--- BEGIN ---

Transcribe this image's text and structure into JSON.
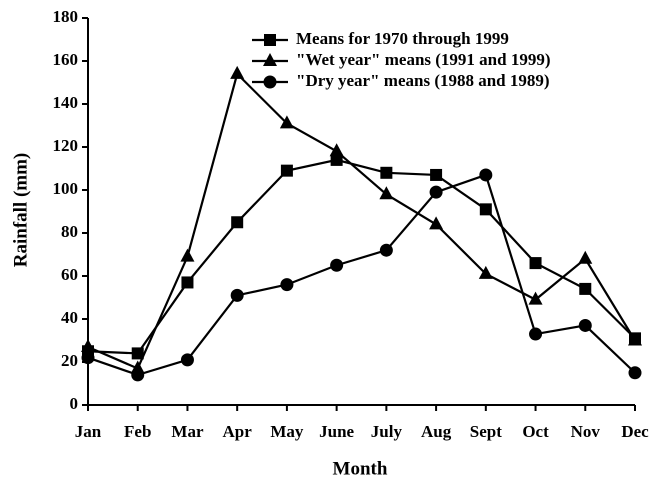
{
  "chart_data": {
    "type": "line",
    "x_label": "Month",
    "y_label": "Rainfall (mm)",
    "categories": [
      "Jan",
      "Feb",
      "Mar",
      "Apr",
      "May",
      "June",
      "July",
      "Aug",
      "Sept",
      "Oct",
      "Nov",
      "Dec"
    ],
    "series": [
      {
        "name": "Means for 1970 through 1999",
        "color": "#000000",
        "marker": "square",
        "values": [
          25,
          24,
          57,
          85,
          109,
          114,
          108,
          107,
          91,
          66,
          54,
          31
        ]
      },
      {
        "name": "\"Wet year\" means (1991 and 1999)",
        "color": "#000000",
        "marker": "triangle",
        "values": [
          27,
          17,
          69,
          154,
          131,
          118,
          98,
          84,
          61,
          49,
          68,
          30
        ]
      },
      {
        "name": "\"Dry year\" means (1988 and 1989)",
        "color": "#000000",
        "marker": "circle",
        "values": [
          22,
          14,
          21,
          51,
          56,
          65,
          72,
          99,
          107,
          33,
          37,
          15
        ]
      }
    ],
    "ylim": [
      0,
      180
    ],
    "yticks": [
      0,
      20,
      40,
      60,
      80,
      100,
      120,
      140,
      160,
      180
    ],
    "grid": false,
    "legend": "upper right"
  }
}
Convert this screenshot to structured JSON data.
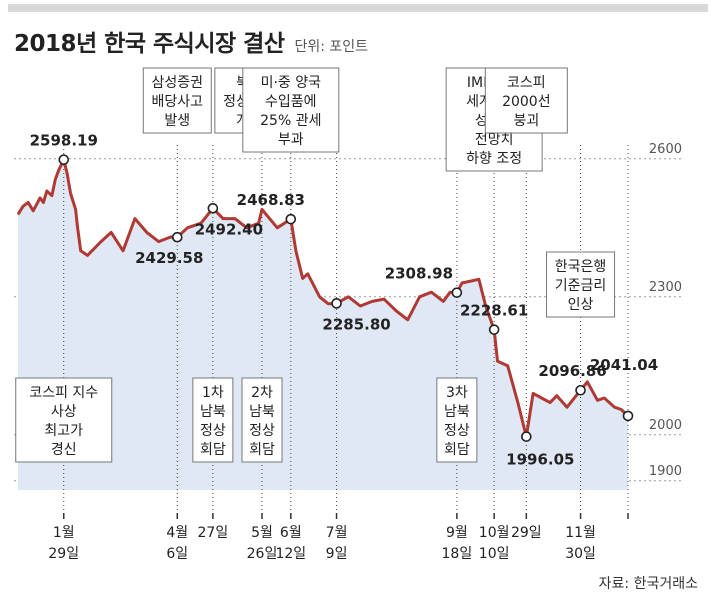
{
  "header": {
    "title": "2018년 한국 주식시장 결산",
    "unit": "단위: 포인트"
  },
  "source": "자료: 한국거래소",
  "chart_data": {
    "type": "line",
    "title": "2018년 한국 주식시장 결산",
    "ylabel": "",
    "xlabel": "",
    "ylim": [
      1880,
      2680
    ],
    "yticks": [
      1900,
      2000,
      2300,
      2600
    ],
    "grid": true,
    "line_color": "#b03a33",
    "area_color": "#dfe8f4",
    "series": [
      {
        "x": [
          "2018-01-02",
          "2018-01-05",
          "2018-01-08",
          "2018-01-11",
          "2018-01-15",
          "2018-01-17",
          "2018-01-19",
          "2018-01-22",
          "2018-01-24",
          "2018-01-26",
          "2018-01-29",
          "2018-01-31",
          "2018-02-02",
          "2018-02-05",
          "2018-02-06",
          "2018-02-08",
          "2018-02-12",
          "2018-02-20",
          "2018-02-26",
          "2018-03-05",
          "2018-03-12",
          "2018-03-19",
          "2018-03-26",
          "2018-04-02",
          "2018-04-06",
          "2018-04-12",
          "2018-04-20",
          "2018-04-27",
          "2018-05-03",
          "2018-05-10",
          "2018-05-17",
          "2018-05-24",
          "2018-05-26",
          "2018-06-04",
          "2018-06-12",
          "2018-06-15",
          "2018-06-19",
          "2018-06-22",
          "2018-06-29",
          "2018-07-04",
          "2018-07-09",
          "2018-07-16",
          "2018-07-23",
          "2018-07-30",
          "2018-08-06",
          "2018-08-13",
          "2018-08-20",
          "2018-08-27",
          "2018-09-03",
          "2018-09-10",
          "2018-09-14",
          "2018-09-18",
          "2018-09-21",
          "2018-10-01",
          "2018-10-05",
          "2018-10-10",
          "2018-10-12",
          "2018-10-18",
          "2018-10-24",
          "2018-10-29",
          "2018-11-02",
          "2018-11-07",
          "2018-11-12",
          "2018-11-16",
          "2018-11-22",
          "2018-11-30",
          "2018-12-04",
          "2018-12-10",
          "2018-12-14",
          "2018-12-20",
          "2018-12-24",
          "2018-12-28"
        ],
        "y": [
          2479,
          2497,
          2505,
          2487,
          2515,
          2505,
          2530,
          2520,
          2555,
          2575,
          2598.19,
          2568,
          2525,
          2490,
          2455,
          2400,
          2390,
          2420,
          2440,
          2400,
          2470,
          2440,
          2420,
          2430,
          2429.58,
          2450,
          2460,
          2492.4,
          2470,
          2470,
          2450,
          2460,
          2490,
          2450,
          2468.83,
          2400,
          2340,
          2350,
          2300,
          2285,
          2285.8,
          2300,
          2280,
          2290,
          2295,
          2270,
          2250,
          2300,
          2310,
          2290,
          2310,
          2308.98,
          2330,
          2338,
          2280,
          2228.61,
          2160,
          2150,
          2070,
          1996.05,
          2090,
          2080,
          2070,
          2085,
          2060,
          2096.86,
          2115,
          2075,
          2080,
          2060,
          2055,
          2041.04
        ]
      }
    ],
    "point_labels": [
      {
        "x": "2018-01-29",
        "y": 2598.19,
        "label": "2598.19"
      },
      {
        "x": "2018-04-06",
        "y": 2429.58,
        "label": "2429.58"
      },
      {
        "x": "2018-04-27",
        "y": 2492.4,
        "label": "2492.40"
      },
      {
        "x": "2018-06-12",
        "y": 2468.83,
        "label": "2468.83"
      },
      {
        "x": "2018-07-09",
        "y": 2285.8,
        "label": "2285.80"
      },
      {
        "x": "2018-09-18",
        "y": 2308.98,
        "label": "2308.98"
      },
      {
        "x": "2018-10-10",
        "y": 2228.61,
        "label": "2228.61"
      },
      {
        "x": "2018-10-29",
        "y": 1996.05,
        "label": "1996.05"
      },
      {
        "x": "2018-11-30",
        "y": 2096.86,
        "label": "2096.86"
      },
      {
        "x": "2018-12-28",
        "y": 2041.04,
        "label": "2041.04"
      }
    ],
    "events": [
      {
        "date": "2018-01-29",
        "date_label": [
          "1월",
          "29일"
        ],
        "note": [
          "코스피 지수",
          "사상",
          "최고가",
          "경신"
        ],
        "note_place": "bottom"
      },
      {
        "date": "2018-04-06",
        "date_label": [
          "4월",
          "6일"
        ],
        "note": [
          "삼성증권",
          "배당사고",
          "발생"
        ],
        "note_place": "top"
      },
      {
        "date": "2018-04-27",
        "date_label": [
          "27일"
        ],
        "note": [
          "1차",
          "남북",
          "정상",
          "회담"
        ],
        "note_place": "bottom"
      },
      {
        "date": "2018-04-27",
        "note": [
          "북미",
          "정상회담",
          "개최"
        ],
        "note_place": "top"
      },
      {
        "date": "2018-05-26",
        "date_label": [
          "5월",
          "26일"
        ],
        "note": [
          "2차",
          "남북",
          "정상",
          "회담"
        ],
        "note_place": "bottom"
      },
      {
        "date": "2018-06-12",
        "date_label": [
          "6월",
          "12일"
        ],
        "note": [
          "미·중 양국",
          "수입품에",
          "25% 관세",
          "부과"
        ],
        "note_place": "top"
      },
      {
        "date": "2018-07-09",
        "date_label": [
          "7월",
          "9일"
        ]
      },
      {
        "date": "2018-09-18",
        "date_label": [
          "9월",
          "18일"
        ],
        "note": [
          "3차",
          "남북",
          "정상",
          "회담"
        ],
        "note_place": "bottom"
      },
      {
        "date": "2018-10-10",
        "date_label": [
          "10월",
          "10일"
        ],
        "note": [
          "IMF 내년",
          "세계 경제",
          "성장률",
          "전망치",
          "하향 조정"
        ],
        "note_place": "top"
      },
      {
        "date": "2018-10-29",
        "date_label": [
          "29일"
        ],
        "note": [
          "코스피",
          "2000선",
          "붕괴"
        ],
        "note_place": "top"
      },
      {
        "date": "2018-11-30",
        "date_label": [
          "11월",
          "30일"
        ],
        "note": [
          "한국은행",
          "기준금리",
          "인상"
        ],
        "note_place": "mid"
      },
      {
        "date": "2018-12-28"
      }
    ]
  }
}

--- END ---

== The exercise ==
Except for the pictures, copy the material above exactly.

== Response to this task ==
Transcribe this image's text and structure into JSON.
{
  "chart_data": {
    "type": "line",
    "x_label": "Month",
    "y_label": "Rainfall (mm)",
    "categories": [
      "Jan",
      "Feb",
      "Mar",
      "Apr",
      "May",
      "June",
      "July",
      "Aug",
      "Sept",
      "Oct",
      "Nov",
      "Dec"
    ],
    "series": [
      {
        "name": "Means for 1970 through 1999",
        "color": "#000000",
        "marker": "square",
        "values": [
          25,
          24,
          57,
          85,
          109,
          114,
          108,
          107,
          91,
          66,
          54,
          31
        ]
      },
      {
        "name": "\"Wet year\" means (1991 and 1999)",
        "color": "#000000",
        "marker": "triangle",
        "values": [
          27,
          17,
          69,
          154,
          131,
          118,
          98,
          84,
          61,
          49,
          68,
          30
        ]
      },
      {
        "name": "\"Dry year\" means (1988 and 1989)",
        "color": "#000000",
        "marker": "circle",
        "values": [
          22,
          14,
          21,
          51,
          56,
          65,
          72,
          99,
          107,
          33,
          37,
          15
        ]
      }
    ],
    "ylim": [
      0,
      180
    ],
    "yticks": [
      0,
      20,
      40,
      60,
      80,
      100,
      120,
      140,
      160,
      180
    ],
    "grid": false,
    "legend": "upper right"
  }
}
Convert this screenshot to structured JSON data.
{
  "header": {
    "title": "2018년 한국 주식시장 결산",
    "unit": "단위: 포인트"
  },
  "source": "자료: 한국거래소",
  "chart_data": {
    "type": "line",
    "title": "2018년 한국 주식시장 결산",
    "ylabel": "",
    "xlabel": "",
    "ylim": [
      1880,
      2680
    ],
    "yticks": [
      1900,
      2000,
      2300,
      2600
    ],
    "grid": true,
    "line_color": "#b03a33",
    "area_color": "#dfe8f4",
    "series": [
      {
        "x": [
          "2018-01-02",
          "2018-01-05",
          "2018-01-08",
          "2018-01-11",
          "2018-01-15",
          "2018-01-17",
          "2018-01-19",
          "2018-01-22",
          "2018-01-24",
          "2018-01-26",
          "2018-01-29",
          "2018-01-31",
          "2018-02-02",
          "2018-02-05",
          "2018-02-06",
          "2018-02-08",
          "2018-02-12",
          "2018-02-20",
          "2018-02-26",
          "2018-03-05",
          "2018-03-12",
          "2018-03-19",
          "2018-03-26",
          "2018-04-02",
          "2018-04-06",
          "2018-04-12",
          "2018-04-20",
          "2018-04-27",
          "2018-05-03",
          "2018-05-10",
          "2018-05-17",
          "2018-05-24",
          "2018-05-26",
          "2018-06-04",
          "2018-06-12",
          "2018-06-15",
          "2018-06-19",
          "2018-06-22",
          "2018-06-29",
          "2018-07-04",
          "2018-07-09",
          "2018-07-16",
          "2018-07-23",
          "2018-07-30",
          "2018-08-06",
          "2018-08-13",
          "2018-08-20",
          "2018-08-27",
          "2018-09-03",
          "2018-09-10",
          "2018-09-14",
          "2018-09-18",
          "2018-09-21",
          "2018-10-01",
          "2018-10-05",
          "2018-10-10",
          "2018-10-12",
          "2018-10-18",
          "2018-10-24",
          "2018-10-29",
          "2018-11-02",
          "2018-11-07",
          "2018-11-12",
          "2018-11-16",
          "2018-11-22",
          "2018-11-30",
          "2018-12-04",
          "2018-12-10",
          "2018-12-14",
          "2018-12-20",
          "2018-12-24",
          "2018-12-28"
        ],
        "y": [
          2479,
          2497,
          2505,
          2487,
          2515,
          2505,
          2530,
          2520,
          2555,
          2575,
          2598.19,
          2568,
          2525,
          2490,
          2455,
          2400,
          2390,
          2420,
          2440,
          2400,
          2470,
          2440,
          2420,
          2430,
          2429.58,
          2450,
          2460,
          2492.4,
          2470,
          2470,
          2450,
          2460,
          2490,
          2450,
          2468.83,
          2400,
          2340,
          2350,
          2300,
          2285,
          2285.8,
          2300,
          2280,
          2290,
          2295,
          2270,
          2250,
          2300,
          2310,
          2290,
          2310,
          2308.98,
          2330,
          2338,
          2280,
          2228.61,
          2160,
          2150,
          2070,
          1996.05,
          2090,
          2080,
          2070,
          2085,
          2060,
          2096.86,
          2115,
          2075,
          2080,
          2060,
          2055,
          2041.04
        ]
      }
    ],
    "point_labels": [
      {
        "x": "2018-01-29",
        "y": 2598.19,
        "label": "2598.19"
      },
      {
        "x": "2018-04-06",
        "y": 2429.58,
        "label": "2429.58"
      },
      {
        "x": "2018-04-27",
        "y": 2492.4,
        "label": "2492.40"
      },
      {
        "x": "2018-06-12",
        "y": 2468.83,
        "label": "2468.83"
      },
      {
        "x": "2018-07-09",
        "y": 2285.8,
        "label": "2285.80"
      },
      {
        "x": "2018-09-18",
        "y": 2308.98,
        "label": "2308.98"
      },
      {
        "x": "2018-10-10",
        "y": 2228.61,
        "label": "2228.61"
      },
      {
        "x": "2018-10-29",
        "y": 1996.05,
        "label": "1996.05"
      },
      {
        "x": "2018-11-30",
        "y": 2096.86,
        "label": "2096.86"
      },
      {
        "x": "2018-12-28",
        "y": 2041.04,
        "label": "2041.04"
      }
    ],
    "events": [
      {
        "date": "2018-01-29",
        "date_label": [
          "1월",
          "29일"
        ],
        "note": [
          "코스피 지수",
          "사상",
          "최고가",
          "경신"
        ],
        "note_place": "bottom"
      },
      {
        "date": "2018-04-06",
        "date_label": [
          "4월",
          "6일"
        ],
        "note": [
          "삼성증권",
          "배당사고",
          "발생"
        ],
        "note_place": "top"
      },
      {
        "date": "2018-04-27",
        "date_label": [
          "27일"
        ],
        "note": [
          "1차",
          "남북",
          "정상",
          "회담"
        ],
        "note_place": "bottom"
      },
      {
        "date": "2018-04-27",
        "note": [
          "북미",
          "정상회담",
          "개최"
        ],
        "note_place": "top"
      },
      {
        "date": "2018-05-26",
        "date_label": [
          "5월",
          "26일"
        ],
        "note": [
          "2차",
          "남북",
          "정상",
          "회담"
        ],
        "note_place": "bottom"
      },
      {
        "date": "2018-06-12",
        "date_label": [
          "6월",
          "12일"
        ],
        "note": [
          "미·중 양국",
          "수입품에",
          "25% 관세",
          "부과"
        ],
        "note_place": "top"
      },
      {
        "date": "2018-07-09",
        "date_label": [
          "7월",
          "9일"
        ]
      },
      {
        "date": "2018-09-18",
        "date_label": [
          "9월",
          "18일"
        ],
        "note": [
          "3차",
          "남북",
          "정상",
          "회담"
        ],
        "note_place": "bottom"
      },
      {
        "date": "2018-10-10",
        "date_label": [
          "10월",
          "10일"
        ],
        "note": [
          "IMF 내년",
          "세계 경제",
          "성장률",
          "전망치",
          "하향 조정"
        ],
        "note_place": "top"
      },
      {
        "date": "2018-10-29",
        "date_label": [
          "29일"
        ],
        "note": [
          "코스피",
          "2000선",
          "붕괴"
        ],
        "note_place": "top"
      },
      {
        "date": "2018-11-30",
        "date_label": [
          "11월",
          "30일"
        ],
        "note": [
          "한국은행",
          "기준금리",
          "인상"
        ],
        "note_place": "mid"
      },
      {
        "date": "2018-12-28"
      }
    ]
  }
}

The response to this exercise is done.